State the count of lines below in which the word "inline" appears, and add nothing.

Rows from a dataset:
# # # #

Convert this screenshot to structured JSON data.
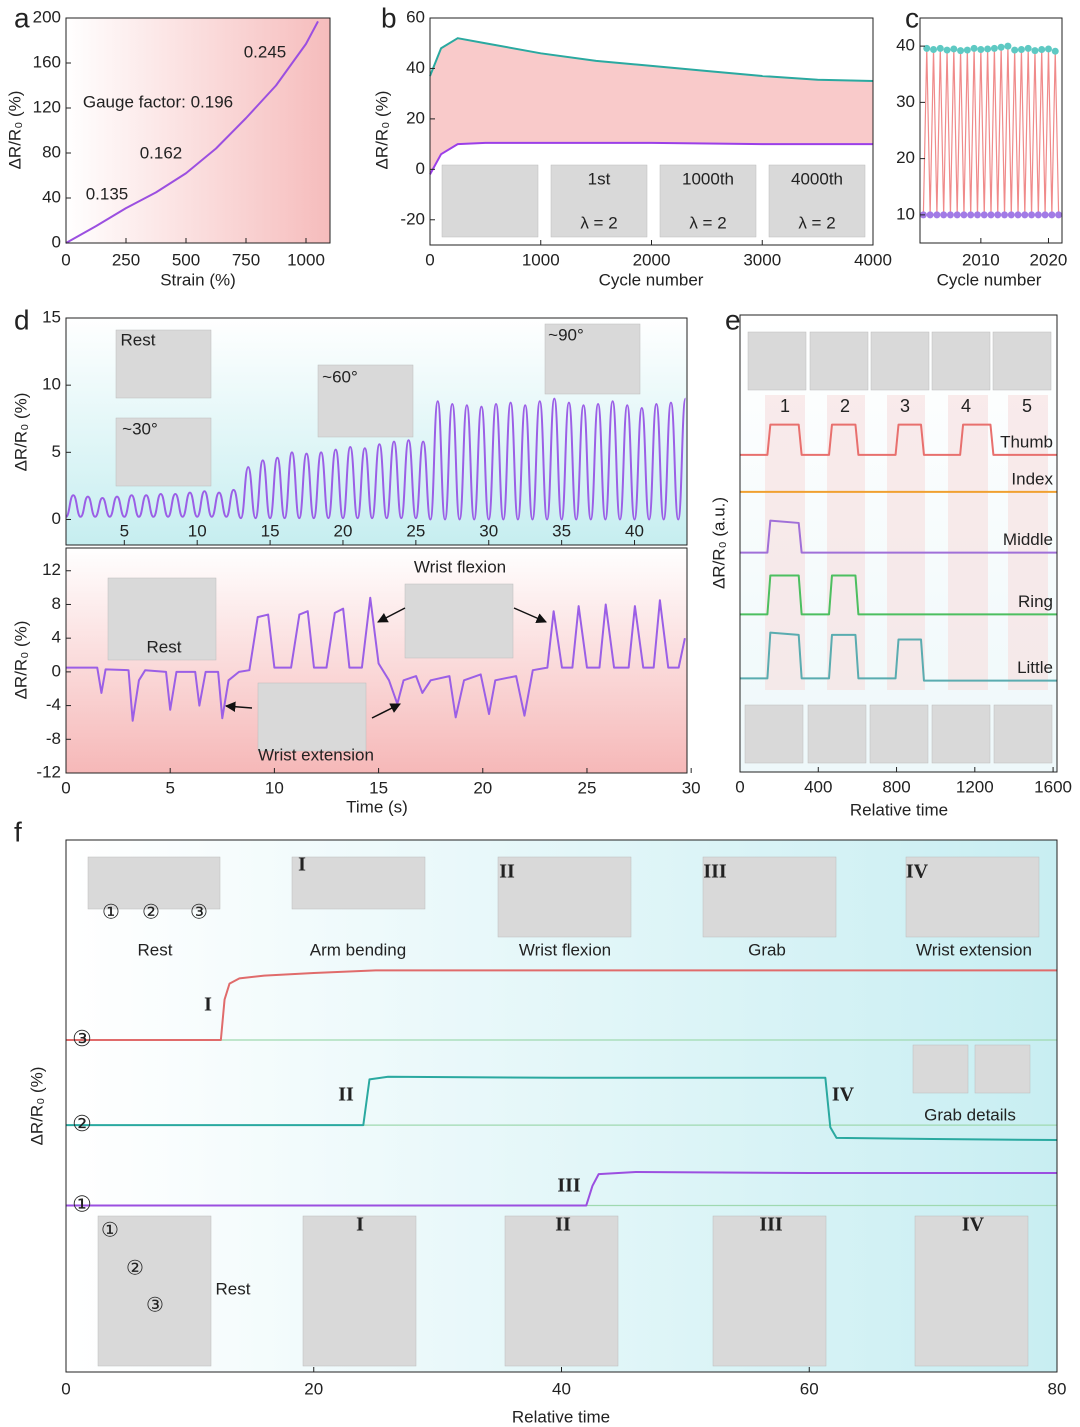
{
  "chart_data": [
    {
      "type": "line",
      "panel": "a",
      "xlabel": "Strain (%)",
      "ylabel": "ΔR/R₀ (%)",
      "xlim": [
        0,
        1100
      ],
      "ylim": [
        0,
        200
      ],
      "xticks": [
        0,
        250,
        500,
        750,
        1000
      ],
      "yticks": [
        0,
        40,
        80,
        120,
        160,
        200
      ],
      "series": [
        {
          "color": "#9b4fe0",
          "x": [
            0,
            125,
            250,
            375,
            500,
            625,
            750,
            875,
            1000,
            1050
          ],
          "values": [
            0,
            15,
            31,
            45,
            62,
            84,
            111,
            140,
            177,
            197
          ]
        }
      ],
      "annotations": [
        "0.135",
        "0.162",
        "Gauge factor: 0.196",
        "0.245"
      ]
    },
    {
      "type": "line",
      "panel": "b",
      "xlabel": "Cycle number",
      "ylabel": "ΔR/R₀ (%)",
      "xlim": [
        0,
        4000
      ],
      "ylim": [
        -30,
        60
      ],
      "xticks": [
        0,
        1000,
        2000,
        3000,
        4000
      ],
      "yticks": [
        -20,
        0,
        20,
        40,
        60
      ],
      "series": [
        {
          "color": "#2aa9a0",
          "fill": "#f9caca",
          "x": [
            0,
            100,
            250,
            500,
            1000,
            1500,
            2000,
            2500,
            3000,
            3500,
            4000
          ],
          "values": [
            37,
            48,
            52,
            50,
            46,
            43,
            41,
            39,
            37,
            35.5,
            35
          ]
        },
        {
          "color": "#9b3fe8",
          "fill": "#ffffff",
          "x": [
            0,
            100,
            250,
            500,
            1000,
            2000,
            3000,
            4000
          ],
          "values": [
            -2,
            6,
            10,
            10.5,
            10.5,
            10.5,
            10,
            10
          ]
        }
      ],
      "annotations": [
        "1st",
        "λ = 2",
        "1000th",
        "λ = 2",
        "4000th",
        "λ = 2"
      ]
    },
    {
      "type": "line",
      "panel": "c",
      "xlabel": "Cycle number",
      "xlim": [
        2001,
        2022
      ],
      "ylim": [
        5,
        45
      ],
      "xticks": [
        2010,
        2020
      ],
      "yticks": [
        10,
        20,
        30,
        40
      ],
      "markers": true,
      "marker_colors": [
        "#a27be6",
        "#5ec9c3"
      ],
      "series": [
        {
          "color": "#f08a8a",
          "x": [
            2001.5,
            2002,
            2002.5,
            2003,
            2003.5,
            2004,
            2004.5,
            2005,
            2005.5,
            2006,
            2006.5,
            2007,
            2007.5,
            2008,
            2008.5,
            2009,
            2009.5,
            2010,
            2010.5,
            2011,
            2011.5,
            2012,
            2012.5,
            2013,
            2013.5,
            2014,
            2014.5,
            2015,
            2015.5,
            2016,
            2016.5,
            2017,
            2017.5,
            2018,
            2018.5,
            2019,
            2019.5,
            2020,
            2020.5,
            2021,
            2021.5
          ],
          "values": [
            10,
            39.6,
            10,
            39.4,
            10,
            39.6,
            10,
            39.3,
            10,
            39.5,
            10,
            39.2,
            10,
            39.3,
            10,
            39.6,
            10,
            39.4,
            10,
            39.5,
            10,
            39.6,
            10,
            39.8,
            10,
            40,
            10,
            39.3,
            10,
            39.4,
            10,
            39.6,
            10,
            39.2,
            10,
            39.4,
            10,
            39.5,
            10,
            39.1,
            10
          ]
        }
      ]
    },
    {
      "type": "line",
      "panel": "d",
      "ylabel": "ΔR/R₀ (%)",
      "smooth": true,
      "xlim": [
        1,
        43.6
      ],
      "ylim": [
        -1.9,
        15
      ],
      "xticks": [
        5,
        10,
        15,
        20,
        25,
        30,
        35,
        40
      ],
      "yticks": [
        0,
        5,
        10,
        15
      ],
      "series": [
        {
          "color": "#9b5fe6",
          "x": [
            1,
            1.5,
            2,
            2.5,
            3,
            3.5,
            4,
            4.5,
            5,
            5.5,
            6,
            6.5,
            7,
            7.5,
            8,
            8.5,
            9,
            9.5,
            10,
            10.5,
            11,
            11.5,
            12,
            12.5,
            13,
            13.5,
            14,
            14.5,
            15,
            15.5,
            16,
            16.5,
            17,
            17.5,
            18,
            18.5,
            19,
            19.5,
            20,
            20.5,
            21,
            21.5,
            22,
            22.5,
            23,
            23.5,
            24,
            24.5,
            25,
            25.5,
            26,
            26.5,
            27,
            27.5,
            28,
            28.5,
            29,
            29.5,
            30,
            30.5,
            31,
            31.5,
            32,
            32.5,
            33,
            33.5,
            34,
            34.5,
            35,
            35.5,
            36,
            36.5,
            37,
            37.5,
            38,
            38.5,
            39,
            39.5,
            40,
            40.5,
            41,
            41.5,
            42,
            42.5,
            43,
            43.5
          ],
          "values": [
            0.2,
            1.8,
            0.2,
            1.7,
            0.2,
            1.6,
            0.2,
            1.7,
            0.2,
            1.8,
            0.2,
            1.8,
            0.2,
            1.9,
            0.2,
            1.9,
            0.2,
            2.0,
            0.2,
            2.1,
            0.2,
            2.0,
            0.2,
            2.2,
            0.1,
            3.9,
            0.1,
            4.4,
            0.1,
            4.6,
            0.1,
            5.0,
            0.1,
            4.9,
            0.1,
            5.0,
            0.1,
            5.2,
            0.1,
            5.4,
            0.1,
            5.3,
            0.1,
            5.6,
            0.1,
            5.8,
            0.1,
            5.9,
            0.1,
            5.8,
            0,
            8.8,
            0,
            8.6,
            0,
            8.5,
            0,
            8.4,
            0,
            8.6,
            0,
            8.7,
            0,
            8.5,
            0,
            8.8,
            0,
            9.0,
            0,
            8.7,
            0,
            8.5,
            0,
            8.6,
            0,
            8.8,
            0,
            8.5,
            0,
            8.3,
            0,
            8.6,
            0,
            8.7,
            0,
            9.0
          ]
        }
      ],
      "annotations": [
        "Rest",
        "~30°",
        "~60°",
        "~90°"
      ]
    },
    {
      "type": "line",
      "xlabel": "Time (s)",
      "ylabel": "ΔR/R₀ (%)",
      "xlim": [
        0,
        29.8
      ],
      "ylim": [
        -12,
        14.7
      ],
      "xticks": [
        0,
        5,
        10,
        15,
        20,
        25,
        30
      ],
      "yticks": [
        -12,
        -8,
        -4,
        0,
        4,
        8,
        12
      ],
      "series": [
        {
          "color": "#9b5fe6",
          "x": [
            0,
            1.5,
            1.7,
            1.9,
            3.0,
            3.2,
            3.5,
            3.8,
            4.8,
            5.0,
            5.3,
            6.2,
            6.4,
            6.7,
            7.3,
            7.5,
            7.8,
            8.3,
            8.8,
            9.2,
            9.7,
            10.0,
            10.8,
            11.2,
            11.6,
            11.9,
            12.5,
            12.9,
            13.3,
            13.6,
            14.2,
            14.6,
            15.0,
            15.5,
            15.9,
            16.2,
            16.8,
            17.1,
            17.5,
            18.4,
            18.7,
            19.1,
            19.9,
            20.3,
            20.6,
            21.6,
            22,
            22.4,
            23.1,
            23.4,
            23.8,
            24.3,
            24.6,
            25.0,
            25.6,
            25.9,
            26.3,
            27.0,
            27.3,
            27.7,
            28.2,
            28.5,
            28.9,
            29.4,
            29.7
          ],
          "values": [
            0.5,
            0.5,
            -2.5,
            0.3,
            0.2,
            -5.8,
            -1,
            0.2,
            0,
            -4.5,
            0,
            0,
            -4.0,
            0,
            0,
            -5.5,
            -1,
            0,
            0.2,
            6.5,
            6.8,
            0.5,
            0.5,
            6.8,
            7.2,
            0.5,
            0.5,
            7.0,
            7.5,
            0.5,
            0.5,
            8.8,
            1,
            -1,
            -3.8,
            -1,
            -0.5,
            -2.5,
            -1,
            -0.5,
            -5.4,
            -1,
            -0.3,
            -5.0,
            -1,
            -0.5,
            -5.2,
            0.2,
            0.5,
            7.2,
            0.5,
            0.5,
            7.8,
            0.5,
            0.5,
            8.0,
            0.5,
            0.5,
            7.8,
            0.5,
            0.5,
            8.5,
            0.5,
            0.5,
            4
          ]
        }
      ],
      "annotations": [
        "Rest",
        "Wrist flexion",
        "Wrist extension"
      ]
    },
    {
      "type": "line",
      "panel": "e",
      "xlabel": "Relative time",
      "ylabel": "ΔR/R₀ (a.u.)",
      "legend": "right-inline",
      "xlim": [
        0,
        1620
      ],
      "ylim": [
        0,
        10
      ],
      "xticks": [
        0,
        400,
        800,
        1200,
        1600
      ],
      "series": [
        {
          "name": "Thumb",
          "color": "#e8706e",
          "x": [
            0,
            140,
            155,
            300,
            315,
            455,
            470,
            590,
            605,
            795,
            810,
            925,
            940,
            1125,
            1140,
            1280,
            1295,
            1620
          ],
          "values": [
            6.94,
            6.94,
            7.6,
            7.6,
            6.94,
            6.94,
            7.6,
            7.6,
            6.94,
            6.94,
            7.6,
            7.6,
            6.94,
            6.94,
            7.6,
            7.6,
            6.94,
            6.94
          ]
        },
        {
          "name": "Index",
          "color": "#f0a030",
          "x": [
            0,
            1620
          ],
          "values": [
            6.13,
            6.13
          ]
        },
        {
          "name": "Middle",
          "color": "#a070d8",
          "x": [
            0,
            140,
            155,
            300,
            315,
            1620
          ],
          "values": [
            4.8,
            4.8,
            5.5,
            5.45,
            4.8,
            4.8
          ]
        },
        {
          "name": "Ring",
          "color": "#4cbf60",
          "x": [
            0,
            140,
            155,
            300,
            315,
            455,
            470,
            590,
            605,
            1620
          ],
          "values": [
            3.45,
            3.45,
            4.3,
            4.3,
            3.45,
            3.45,
            4.3,
            4.3,
            3.45,
            3.45
          ]
        },
        {
          "name": "Little",
          "color": "#5aacb0",
          "x": [
            0,
            140,
            155,
            300,
            315,
            455,
            470,
            590,
            605,
            795,
            810,
            925,
            940,
            1620
          ],
          "values": [
            2.05,
            2.05,
            3.05,
            3.0,
            2.05,
            2.05,
            3.0,
            3.0,
            2.05,
            2.05,
            2.9,
            2.9,
            2.0,
            2.0
          ]
        }
      ],
      "annotations": [
        "1",
        "2",
        "3",
        "4",
        "5"
      ]
    },
    {
      "type": "line",
      "panel": "f",
      "xlabel": "Relative time",
      "ylabel": "ΔR/R₀ (%)",
      "legend": "left-inline",
      "xlim": [
        0,
        80
      ],
      "ylim": [
        0,
        10
      ],
      "xticks": [
        0,
        20,
        40,
        60,
        80
      ],
      "series": [
        {
          "name": "③",
          "color": "#e06b6b",
          "x": [
            0,
            12.5,
            12.8,
            13.2,
            14,
            16,
            20,
            25,
            30,
            40,
            50,
            60,
            70,
            80
          ],
          "values": [
            6.24,
            6.24,
            7.0,
            7.3,
            7.4,
            7.45,
            7.5,
            7.55,
            7.55,
            7.55,
            7.55,
            7.55,
            7.55,
            7.55
          ]
        },
        {
          "name": "②",
          "color": "#2aa9a0",
          "x": [
            0,
            24,
            24.5,
            26,
            40,
            61.3,
            61.7,
            62.2,
            70,
            80
          ],
          "values": [
            4.64,
            4.64,
            5.5,
            5.55,
            5.53,
            5.53,
            4.6,
            4.4,
            4.38,
            4.36
          ]
        },
        {
          "name": "①",
          "color": "#9b4fe0",
          "x": [
            0,
            42,
            42.5,
            43,
            46,
            60,
            80
          ],
          "values": [
            3.13,
            3.13,
            3.5,
            3.72,
            3.76,
            3.74,
            3.74
          ]
        }
      ],
      "annotations": [
        "Rest",
        "Arm bending",
        "Wrist flexion",
        "Grab",
        "Wrist extension",
        "I",
        "II",
        "III",
        "IV",
        "①",
        "②",
        "③",
        "I",
        "II",
        "III",
        "IV",
        "Grab details",
        "①",
        "②",
        "③",
        "Rest",
        "I",
        "II",
        "III",
        "IV"
      ]
    }
  ]
}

# # # #

- **The completed task**
2